┌──

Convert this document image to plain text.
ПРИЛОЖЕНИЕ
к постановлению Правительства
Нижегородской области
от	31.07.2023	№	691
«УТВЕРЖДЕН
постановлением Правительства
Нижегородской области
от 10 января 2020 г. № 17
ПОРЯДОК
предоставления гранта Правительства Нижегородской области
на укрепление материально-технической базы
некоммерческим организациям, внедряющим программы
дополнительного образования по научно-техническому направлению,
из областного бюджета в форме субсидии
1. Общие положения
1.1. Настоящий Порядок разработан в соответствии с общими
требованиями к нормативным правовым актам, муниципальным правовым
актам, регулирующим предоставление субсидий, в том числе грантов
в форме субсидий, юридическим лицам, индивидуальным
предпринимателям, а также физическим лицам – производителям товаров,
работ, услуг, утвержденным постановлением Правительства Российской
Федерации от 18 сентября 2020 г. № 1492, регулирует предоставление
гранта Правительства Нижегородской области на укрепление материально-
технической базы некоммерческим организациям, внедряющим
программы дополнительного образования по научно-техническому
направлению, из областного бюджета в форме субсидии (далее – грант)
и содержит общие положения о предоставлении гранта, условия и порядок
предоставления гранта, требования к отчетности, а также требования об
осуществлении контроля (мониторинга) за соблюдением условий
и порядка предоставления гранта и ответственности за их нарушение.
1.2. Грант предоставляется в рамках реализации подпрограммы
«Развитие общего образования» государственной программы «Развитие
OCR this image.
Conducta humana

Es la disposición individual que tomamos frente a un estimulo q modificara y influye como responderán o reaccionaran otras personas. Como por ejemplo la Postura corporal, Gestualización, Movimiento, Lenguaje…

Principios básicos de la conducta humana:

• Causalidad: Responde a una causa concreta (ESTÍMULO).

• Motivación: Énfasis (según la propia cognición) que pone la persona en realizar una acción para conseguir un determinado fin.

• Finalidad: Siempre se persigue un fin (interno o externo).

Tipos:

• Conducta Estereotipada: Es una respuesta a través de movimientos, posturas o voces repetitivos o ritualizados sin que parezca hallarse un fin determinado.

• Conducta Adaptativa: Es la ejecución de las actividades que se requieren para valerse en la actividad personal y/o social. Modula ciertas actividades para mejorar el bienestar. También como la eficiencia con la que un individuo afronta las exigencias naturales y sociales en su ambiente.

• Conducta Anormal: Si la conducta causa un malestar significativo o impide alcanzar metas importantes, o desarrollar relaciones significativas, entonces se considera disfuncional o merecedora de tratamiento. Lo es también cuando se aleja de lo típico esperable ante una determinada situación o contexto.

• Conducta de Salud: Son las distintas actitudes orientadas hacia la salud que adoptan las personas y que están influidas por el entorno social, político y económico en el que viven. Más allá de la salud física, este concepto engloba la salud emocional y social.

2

└──

_Task instructions:_ Extract the full listing and reproduce each line exactly.

_Answer to the task:_
Convert this document image to plain text.
ПРИЛОЖЕНИЕ
к постановлению Правительства
Нижегородской области
от	31.07.2023	№	691
«УТВЕРЖДЕН
постановлением Правительства
Нижегородской области
от 10 января 2020 г. № 17
ПОРЯДОК
предоставления гранта Правительства Нижегородской области
на укрепление материально-технической базы
некоммерческим организациям, внедряющим программы
дополнительного образования по научно-техническому направлению,
из областного бюджета в форме субсидии
1. Общие положения
1.1. Настоящий Порядок разработан в соответствии с общими
требованиями к нормативным правовым актам, муниципальным правовым
актам, регулирующим предоставление субсидий, в том числе грантов
в форме субсидий, юридическим лицам, индивидуальным
предпринимателям, а также физическим лицам – производителям товаров,
работ, услуг, утвержденным постановлением Правительства Российской
Федерации от 18 сентября 2020 г. № 1492, регулирует предоставление
гранта Правительства Нижегородской области на укрепление материально-
технической базы некоммерческим организациям, внедряющим
программы дополнительного образования по научно-техническому
направлению, из областного бюджета в форме субсидии (далее – грант)
и содержит общие положения о предоставлении гранта, условия и порядок
предоставления гранта, требования к отчетности, а также требования об
осуществлении контроля (мониторинга) за соблюдением условий
и порядка предоставления гранта и ответственности за их нарушение.
1.2. Грант предоставляется в рамках реализации подпрограммы
«Развитие общего образования» государственной программы «Развитие
OCR this image.
Conducta humana

Es la disposición individual que tomamos frente a un estimulo q modificara y influye como responderán o reaccionaran otras personas. Como por ejemplo la Postura corporal, Gestualización, Movimiento, Lenguaje…

Principios básicos de la conducta humana:

• Causalidad: Responde a una causa concreta (ESTÍMULO).

• Motivación: Énfasis (según la propia cognición) que pone la persona en realizar una acción para conseguir un determinado fin.

• Finalidad: Siempre se persigue un fin (interno o externo).

Tipos:

• Conducta Estereotipada: Es una respuesta a través de movimientos, posturas o voces repetitivos o ritualizados sin que parezca hallarse un fin determinado.

• Conducta Adaptativa: Es la ejecución de las actividades que se requieren para valerse en la actividad personal y/o social. Modula ciertas actividades para mejorar el bienestar. También como la eficiencia con la que un individuo afronta las exigencias naturales y sociales en su ambiente.

• Conducta Anormal: Si la conducta causa un malestar significativo o impide alcanzar metas importantes, o desarrollar relaciones significativas, entonces se considera disfuncional o merecedora de tratamiento. Lo es también cuando se aleja de lo típico esperable ante una determinada situación o contexto.

• Conducta de Salud: Son las distintas actitudes orientadas hacia la salud que adoptan las personas y que están influidas por el entorno social, político y económico en el que viven. Más allá de la salud física, este concepto engloba la salud emocional y social.

2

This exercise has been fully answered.